• What the task asks: Each entry in the listing below should be restated word for word.

• Extracted records:
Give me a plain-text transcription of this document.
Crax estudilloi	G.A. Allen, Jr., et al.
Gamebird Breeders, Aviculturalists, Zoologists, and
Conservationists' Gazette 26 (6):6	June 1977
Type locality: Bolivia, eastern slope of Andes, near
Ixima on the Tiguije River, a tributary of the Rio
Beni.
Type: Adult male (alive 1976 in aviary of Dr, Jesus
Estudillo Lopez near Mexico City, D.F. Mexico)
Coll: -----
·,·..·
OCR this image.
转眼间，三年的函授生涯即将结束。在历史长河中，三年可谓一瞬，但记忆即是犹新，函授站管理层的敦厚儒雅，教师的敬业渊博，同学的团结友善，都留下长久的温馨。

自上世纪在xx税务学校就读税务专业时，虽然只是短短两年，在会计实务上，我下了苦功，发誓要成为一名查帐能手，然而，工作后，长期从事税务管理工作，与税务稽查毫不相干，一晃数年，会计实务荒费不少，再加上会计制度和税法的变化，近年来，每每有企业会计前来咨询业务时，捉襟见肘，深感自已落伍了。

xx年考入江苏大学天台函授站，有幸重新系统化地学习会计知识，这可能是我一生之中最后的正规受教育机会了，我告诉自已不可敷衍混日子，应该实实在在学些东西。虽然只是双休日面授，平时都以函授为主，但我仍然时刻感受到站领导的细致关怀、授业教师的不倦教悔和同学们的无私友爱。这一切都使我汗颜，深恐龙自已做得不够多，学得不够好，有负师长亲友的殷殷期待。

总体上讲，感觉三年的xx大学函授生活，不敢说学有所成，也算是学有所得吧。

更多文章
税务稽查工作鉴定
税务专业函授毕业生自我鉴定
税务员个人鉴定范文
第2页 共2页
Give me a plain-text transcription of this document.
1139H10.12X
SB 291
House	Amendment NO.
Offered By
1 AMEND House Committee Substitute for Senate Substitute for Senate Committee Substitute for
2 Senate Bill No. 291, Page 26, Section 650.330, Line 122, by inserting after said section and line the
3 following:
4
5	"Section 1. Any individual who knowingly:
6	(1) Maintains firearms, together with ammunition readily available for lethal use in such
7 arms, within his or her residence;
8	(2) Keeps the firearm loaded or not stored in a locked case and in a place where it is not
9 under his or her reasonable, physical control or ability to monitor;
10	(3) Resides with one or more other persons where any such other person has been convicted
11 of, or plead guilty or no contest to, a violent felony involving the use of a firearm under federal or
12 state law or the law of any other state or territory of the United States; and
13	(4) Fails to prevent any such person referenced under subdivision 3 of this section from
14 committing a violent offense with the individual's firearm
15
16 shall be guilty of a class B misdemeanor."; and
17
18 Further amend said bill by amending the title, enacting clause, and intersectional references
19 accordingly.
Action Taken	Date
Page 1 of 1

• Response:
Give me a plain-text transcription of this document.
Crax estudilloi	G.A. Allen, Jr., et al.
Gamebird Breeders, Aviculturalists, Zoologists, and
Conservationists' Gazette 26 (6):6	June 1977
Type locality: Bolivia, eastern slope of Andes, near
Ixima on the Tiguije River, a tributary of the Rio
Beni.
Type: Adult male (alive 1976 in aviary of Dr, Jesus
Estudillo Lopez near Mexico City, D.F. Mexico)
Coll: -----
·,·..·
OCR this image.
转眼间，三年的函授生涯即将结束。在历史长河中，三年可谓一瞬，但记忆即是犹新，函授站管理层的敦厚儒雅，教师的敬业渊博，同学的团结友善，都留下长久的温馨。

自上世纪在xx税务学校就读税务专业时，虽然只是短短两年，在会计实务上，我下了苦功，发誓要成为一名查帐能手，然而，工作后，长期从事税务管理工作，与税务稽查毫不相干，一晃数年，会计实务荒费不少，再加上会计制度和税法的变化，近年来，每每有企业会计前来咨询业务时，捉襟见肘，深感自已落伍了。

xx年考入江苏大学天台函授站，有幸重新系统化地学习会计知识，这可能是我一生之中最后的正规受教育机会了，我告诉自已不可敷衍混日子，应该实实在在学些东西。虽然只是双休日面授，平时都以函授为主，但我仍然时刻感受到站领导的细致关怀、授业教师的不倦教悔和同学们的无私友爱。这一切都使我汗颜，深恐龙自已做得不够多，学得不够好，有负师长亲友的殷殷期待。

总体上讲，感觉三年的xx大学函授生活，不敢说学有所成，也算是学有所得吧。

更多文章
税务稽查工作鉴定
税务专业函授毕业生自我鉴定
税务员个人鉴定范文
第2页 共2页
Give me a plain-text transcription of this document.
1139H10.12X
SB 291
House	Amendment NO.
Offered By
1 AMEND House Committee Substitute for Senate Substitute for Senate Committee Substitute for
2 Senate Bill No. 291, Page 26, Section 650.330, Line 122, by inserting after said section and line the
3 following:
4
5	"Section 1. Any individual who knowingly:
6	(1) Maintains firearms, together with ammunition readily available for lethal use in such
7 arms, within his or her residence;
8	(2) Keeps the firearm loaded or not stored in a locked case and in a place where it is not
9 under his or her reasonable, physical control or ability to monitor;
10	(3) Resides with one or more other persons where any such other person has been convicted
11 of, or plead guilty or no contest to, a violent felony involving the use of a firearm under federal or
12 state law or the law of any other state or territory of the United States; and
13	(4) Fails to prevent any such person referenced under subdivision 3 of this section from
14 committing a violent offense with the individual's firearm
15
16 shall be guilty of a class B misdemeanor."; and
17
18 Further amend said bill by amending the title, enacting clause, and intersectional references
19 accordingly.
Action Taken	Date
Page 1 of 1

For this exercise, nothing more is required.